(Collection entries)

######

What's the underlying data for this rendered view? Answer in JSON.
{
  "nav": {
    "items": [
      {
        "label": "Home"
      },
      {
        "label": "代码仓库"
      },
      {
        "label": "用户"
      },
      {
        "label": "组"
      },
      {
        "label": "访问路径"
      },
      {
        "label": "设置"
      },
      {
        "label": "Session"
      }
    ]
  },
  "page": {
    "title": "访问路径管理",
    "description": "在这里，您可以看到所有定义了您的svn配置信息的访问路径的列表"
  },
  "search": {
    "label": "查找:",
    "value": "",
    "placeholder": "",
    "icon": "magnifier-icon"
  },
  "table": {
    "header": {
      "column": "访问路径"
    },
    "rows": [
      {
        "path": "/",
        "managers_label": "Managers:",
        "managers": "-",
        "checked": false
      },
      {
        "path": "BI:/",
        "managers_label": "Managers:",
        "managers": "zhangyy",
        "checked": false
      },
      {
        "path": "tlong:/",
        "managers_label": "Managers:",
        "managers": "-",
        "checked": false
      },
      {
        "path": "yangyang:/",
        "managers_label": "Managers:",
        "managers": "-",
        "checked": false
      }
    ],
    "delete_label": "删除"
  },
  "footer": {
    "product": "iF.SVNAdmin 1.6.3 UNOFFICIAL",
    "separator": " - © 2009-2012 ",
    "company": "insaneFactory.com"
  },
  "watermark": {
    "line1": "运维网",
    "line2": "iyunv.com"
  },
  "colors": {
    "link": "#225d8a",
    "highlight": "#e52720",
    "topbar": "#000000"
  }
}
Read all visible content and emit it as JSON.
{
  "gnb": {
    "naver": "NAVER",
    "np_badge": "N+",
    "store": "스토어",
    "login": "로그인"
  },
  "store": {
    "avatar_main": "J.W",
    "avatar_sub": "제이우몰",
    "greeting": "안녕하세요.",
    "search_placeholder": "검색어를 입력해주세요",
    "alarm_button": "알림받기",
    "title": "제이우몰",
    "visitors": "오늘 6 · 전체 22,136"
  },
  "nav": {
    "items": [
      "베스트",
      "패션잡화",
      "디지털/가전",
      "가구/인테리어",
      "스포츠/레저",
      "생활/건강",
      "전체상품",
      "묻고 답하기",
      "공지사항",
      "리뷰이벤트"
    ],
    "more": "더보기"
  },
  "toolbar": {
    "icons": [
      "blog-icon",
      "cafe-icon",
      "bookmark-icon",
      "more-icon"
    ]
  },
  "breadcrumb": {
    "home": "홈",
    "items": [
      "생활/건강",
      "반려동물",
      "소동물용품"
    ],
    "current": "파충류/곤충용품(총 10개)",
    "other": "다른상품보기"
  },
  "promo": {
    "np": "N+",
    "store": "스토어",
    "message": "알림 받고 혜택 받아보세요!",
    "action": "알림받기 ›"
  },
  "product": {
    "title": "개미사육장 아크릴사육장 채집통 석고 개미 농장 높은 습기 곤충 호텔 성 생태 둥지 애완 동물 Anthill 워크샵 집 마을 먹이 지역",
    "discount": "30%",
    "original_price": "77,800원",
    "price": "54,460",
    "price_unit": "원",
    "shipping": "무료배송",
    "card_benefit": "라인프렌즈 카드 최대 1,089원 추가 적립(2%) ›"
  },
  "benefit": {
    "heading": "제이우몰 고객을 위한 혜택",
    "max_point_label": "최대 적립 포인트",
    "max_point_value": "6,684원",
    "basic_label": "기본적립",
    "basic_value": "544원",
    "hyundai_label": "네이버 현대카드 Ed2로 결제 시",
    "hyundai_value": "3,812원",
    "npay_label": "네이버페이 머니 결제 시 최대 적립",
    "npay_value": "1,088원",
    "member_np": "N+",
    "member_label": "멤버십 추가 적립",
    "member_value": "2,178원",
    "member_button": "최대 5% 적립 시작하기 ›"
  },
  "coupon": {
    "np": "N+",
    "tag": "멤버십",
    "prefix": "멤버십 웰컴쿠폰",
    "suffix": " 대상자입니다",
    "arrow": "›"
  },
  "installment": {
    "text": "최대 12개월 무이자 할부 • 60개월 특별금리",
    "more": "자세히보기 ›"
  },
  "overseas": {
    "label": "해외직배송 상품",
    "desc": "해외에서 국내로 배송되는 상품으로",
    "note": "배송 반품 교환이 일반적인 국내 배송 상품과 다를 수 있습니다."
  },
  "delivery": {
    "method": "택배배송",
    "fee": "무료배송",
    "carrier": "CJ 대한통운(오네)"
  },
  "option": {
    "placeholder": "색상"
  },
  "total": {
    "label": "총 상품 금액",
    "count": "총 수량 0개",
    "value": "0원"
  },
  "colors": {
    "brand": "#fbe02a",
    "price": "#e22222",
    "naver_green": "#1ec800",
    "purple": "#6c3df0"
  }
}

######

Exercise goal — Every record shown above should be written out again exactly.

Solution to this task —
What's the underlying data for this rendered view? Answer in JSON.
{
  "nav": {
    "items": [
      {
        "label": "Home"
      },
      {
        "label": "代码仓库"
      },
      {
        "label": "用户"
      },
      {
        "label": "组"
      },
      {
        "label": "访问路径"
      },
      {
        "label": "设置"
      },
      {
        "label": "Session"
      }
    ]
  },
  "page": {
    "title": "访问路径管理",
    "description": "在这里，您可以看到所有定义了您的svn配置信息的访问路径的列表"
  },
  "search": {
    "label": "查找:",
    "value": "",
    "placeholder": "",
    "icon": "magnifier-icon"
  },
  "table": {
    "header": {
      "column": "访问路径"
    },
    "rows": [
      {
        "path": "/",
        "managers_label": "Managers:",
        "managers": "-",
        "checked": false
      },
      {
        "path": "BI:/",
        "managers_label": "Managers:",
        "managers": "zhangyy",
        "checked": false
      },
      {
        "path": "tlong:/",
        "managers_label": "Managers:",
        "managers": "-",
        "checked": false
      },
      {
        "path": "yangyang:/",
        "managers_label": "Managers:",
        "managers": "-",
        "checked": false
      }
    ],
    "delete_label": "删除"
  },
  "footer": {
    "product": "iF.SVNAdmin 1.6.3 UNOFFICIAL",
    "separator": " - © 2009-2012 ",
    "company": "insaneFactory.com"
  },
  "watermark": {
    "line1": "运维网",
    "line2": "iyunv.com"
  },
  "colors": {
    "link": "#225d8a",
    "highlight": "#e52720",
    "topbar": "#000000"
  }
}
Read all visible content and emit it as JSON.
{
  "gnb": {
    "naver": "NAVER",
    "np_badge": "N+",
    "store": "스토어",
    "login": "로그인"
  },
  "store": {
    "avatar_main": "J.W",
    "avatar_sub": "제이우몰",
    "greeting": "안녕하세요.",
    "search_placeholder": "검색어를 입력해주세요",
    "alarm_button": "알림받기",
    "title": "제이우몰",
    "visitors": "오늘 6 · 전체 22,136"
  },
  "nav": {
    "items": [
      "베스트",
      "패션잡화",
      "디지털/가전",
      "가구/인테리어",
      "스포츠/레저",
      "생활/건강",
      "전체상품",
      "묻고 답하기",
      "공지사항",
      "리뷰이벤트"
    ],
    "more": "더보기"
  },
  "toolbar": {
    "icons": [
      "blog-icon",
      "cafe-icon",
      "bookmark-icon",
      "more-icon"
    ]
  },
  "breadcrumb": {
    "home": "홈",
    "items": [
      "생활/건강",
      "반려동물",
      "소동물용품"
    ],
    "current": "파충류/곤충용품(총 10개)",
    "other": "다른상품보기"
  },
  "promo": {
    "np": "N+",
    "store": "스토어",
    "message": "알림 받고 혜택 받아보세요!",
    "action": "알림받기 ›"
  },
  "product": {
    "title": "개미사육장 아크릴사육장 채집통 석고 개미 농장 높은 습기 곤충 호텔 성 생태 둥지 애완 동물 Anthill 워크샵 집 마을 먹이 지역",
    "discount": "30%",
    "original_price": "77,800원",
    "price": "54,460",
    "price_unit": "원",
    "shipping": "무료배송",
    "card_benefit": "라인프렌즈 카드 최대 1,089원 추가 적립(2%) ›"
  },
  "benefit": {
    "heading": "제이우몰 고객을 위한 혜택",
    "max_point_label": "최대 적립 포인트",
    "max_point_value": "6,684원",
    "basic_label": "기본적립",
    "basic_value": "544원",
    "hyundai_label": "네이버 현대카드 Ed2로 결제 시",
    "hyundai_value": "3,812원",
    "npay_label": "네이버페이 머니 결제 시 최대 적립",
    "npay_value": "1,088원",
    "member_np": "N+",
    "member_label": "멤버십 추가 적립",
    "member_value": "2,178원",
    "member_button": "최대 5% 적립 시작하기 ›"
  },
  "coupon": {
    "np": "N+",
    "tag": "멤버십",
    "prefix": "멤버십 웰컴쿠폰",
    "suffix": " 대상자입니다",
    "arrow": "›"
  },
  "installment": {
    "text": "최대 12개월 무이자 할부 • 60개월 특별금리",
    "more": "자세히보기 ›"
  },
  "overseas": {
    "label": "해외직배송 상품",
    "desc": "해외에서 국내로 배송되는 상품으로",
    "note": "배송 반품 교환이 일반적인 국내 배송 상품과 다를 수 있습니다."
  },
  "delivery": {
    "method": "택배배송",
    "fee": "무료배송",
    "carrier": "CJ 대한통운(오네)"
  },
  "option": {
    "placeholder": "색상"
  },
  "total": {
    "label": "총 상품 금액",
    "count": "총 수량 0개",
    "value": "0원"
  },
  "colors": {
    "brand": "#fbe02a",
    "price": "#e22222",
    "naver_green": "#1ec800",
    "purple": "#6c3df0"
  }
}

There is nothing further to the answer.